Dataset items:
####################

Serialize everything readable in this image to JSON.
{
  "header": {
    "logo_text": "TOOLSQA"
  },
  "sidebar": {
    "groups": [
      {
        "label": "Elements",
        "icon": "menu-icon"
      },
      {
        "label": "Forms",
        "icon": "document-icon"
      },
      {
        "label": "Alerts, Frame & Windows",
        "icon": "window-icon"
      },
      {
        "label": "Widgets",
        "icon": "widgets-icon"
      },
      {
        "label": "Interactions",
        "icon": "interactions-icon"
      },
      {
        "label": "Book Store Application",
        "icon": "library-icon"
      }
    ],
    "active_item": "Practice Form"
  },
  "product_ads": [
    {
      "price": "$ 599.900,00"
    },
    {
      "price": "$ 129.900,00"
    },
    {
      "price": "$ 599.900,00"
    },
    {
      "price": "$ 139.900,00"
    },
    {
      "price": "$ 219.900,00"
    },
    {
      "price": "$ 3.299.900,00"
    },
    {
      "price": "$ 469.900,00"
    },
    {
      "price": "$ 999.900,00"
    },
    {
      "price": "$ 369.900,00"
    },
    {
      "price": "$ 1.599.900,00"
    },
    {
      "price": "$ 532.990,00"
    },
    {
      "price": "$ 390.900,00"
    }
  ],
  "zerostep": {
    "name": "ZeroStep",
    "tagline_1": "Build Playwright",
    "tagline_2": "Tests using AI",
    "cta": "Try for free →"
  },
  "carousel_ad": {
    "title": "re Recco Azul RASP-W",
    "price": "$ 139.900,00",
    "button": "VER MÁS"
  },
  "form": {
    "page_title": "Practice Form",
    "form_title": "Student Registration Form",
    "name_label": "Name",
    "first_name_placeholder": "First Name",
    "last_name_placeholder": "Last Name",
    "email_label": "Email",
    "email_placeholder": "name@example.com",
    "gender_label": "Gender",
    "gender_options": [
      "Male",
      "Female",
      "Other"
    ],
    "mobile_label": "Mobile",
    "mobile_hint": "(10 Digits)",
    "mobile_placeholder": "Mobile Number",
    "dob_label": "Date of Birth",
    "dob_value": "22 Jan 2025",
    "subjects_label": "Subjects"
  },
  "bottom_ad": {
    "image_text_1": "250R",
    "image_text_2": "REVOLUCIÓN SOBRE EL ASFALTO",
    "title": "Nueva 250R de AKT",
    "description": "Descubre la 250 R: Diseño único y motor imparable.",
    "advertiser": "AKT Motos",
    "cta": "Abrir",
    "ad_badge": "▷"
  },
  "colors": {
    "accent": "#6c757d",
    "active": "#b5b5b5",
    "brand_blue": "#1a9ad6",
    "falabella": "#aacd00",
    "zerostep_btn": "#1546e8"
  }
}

####################

:: Goal ::
Retype the data in full and match it exactly.

:: Solution to this problem ::
Serialize everything readable in this image to JSON.
{
  "header": {
    "logo_text": "TOOLSQA"
  },
  "sidebar": {
    "groups": [
      {
        "label": "Elements",
        "icon": "menu-icon"
      },
      {
        "label": "Forms",
        "icon": "document-icon"
      },
      {
        "label": "Alerts, Frame & Windows",
        "icon": "window-icon"
      },
      {
        "label": "Widgets",
        "icon": "widgets-icon"
      },
      {
        "label": "Interactions",
        "icon": "interactions-icon"
      },
      {
        "label": "Book Store Application",
        "icon": "library-icon"
      }
    ],
    "active_item": "Practice Form"
  },
  "product_ads": [
    {
      "price": "$ 599.900,00"
    },
    {
      "price": "$ 129.900,00"
    },
    {
      "price": "$ 599.900,00"
    },
    {
      "price": "$ 139.900,00"
    },
    {
      "price": "$ 219.900,00"
    },
    {
      "price": "$ 3.299.900,00"
    },
    {
      "price": "$ 469.900,00"
    },
    {
      "price": "$ 999.900,00"
    },
    {
      "price": "$ 369.900,00"
    },
    {
      "price": "$ 1.599.900,00"
    },
    {
      "price": "$ 532.990,00"
    },
    {
      "price": "$ 390.900,00"
    }
  ],
  "zerostep": {
    "name": "ZeroStep",
    "tagline_1": "Build Playwright",
    "tagline_2": "Tests using AI",
    "cta": "Try for free →"
  },
  "carousel_ad": {
    "title": "re Recco Azul RASP-W",
    "price": "$ 139.900,00",
    "button": "VER MÁS"
  },
  "form": {
    "page_title": "Practice Form",
    "form_title": "Student Registration Form",
    "name_label": "Name",
    "first_name_placeholder": "First Name",
    "last_name_placeholder": "Last Name",
    "email_label": "Email",
    "email_placeholder": "name@example.com",
    "gender_label": "Gender",
    "gender_options": [
      "Male",
      "Female",
      "Other"
    ],
    "mobile_label": "Mobile",
    "mobile_hint": "(10 Digits)",
    "mobile_placeholder": "Mobile Number",
    "dob_label": "Date of Birth",
    "dob_value": "22 Jan 2025",
    "subjects_label": "Subjects"
  },
  "bottom_ad": {
    "image_text_1": "250R",
    "image_text_2": "REVOLUCIÓN SOBRE EL ASFALTO",
    "title": "Nueva 250R de AKT",
    "description": "Descubre la 250 R: Diseño único y motor imparable.",
    "advertiser": "AKT Motos",
    "cta": "Abrir",
    "ad_badge": "▷"
  },
  "colors": {
    "accent": "#6c757d",
    "active": "#b5b5b5",
    "brand_blue": "#1a9ad6",
    "falabella": "#aacd00",
    "zerostep_btn": "#1546e8"
  }
}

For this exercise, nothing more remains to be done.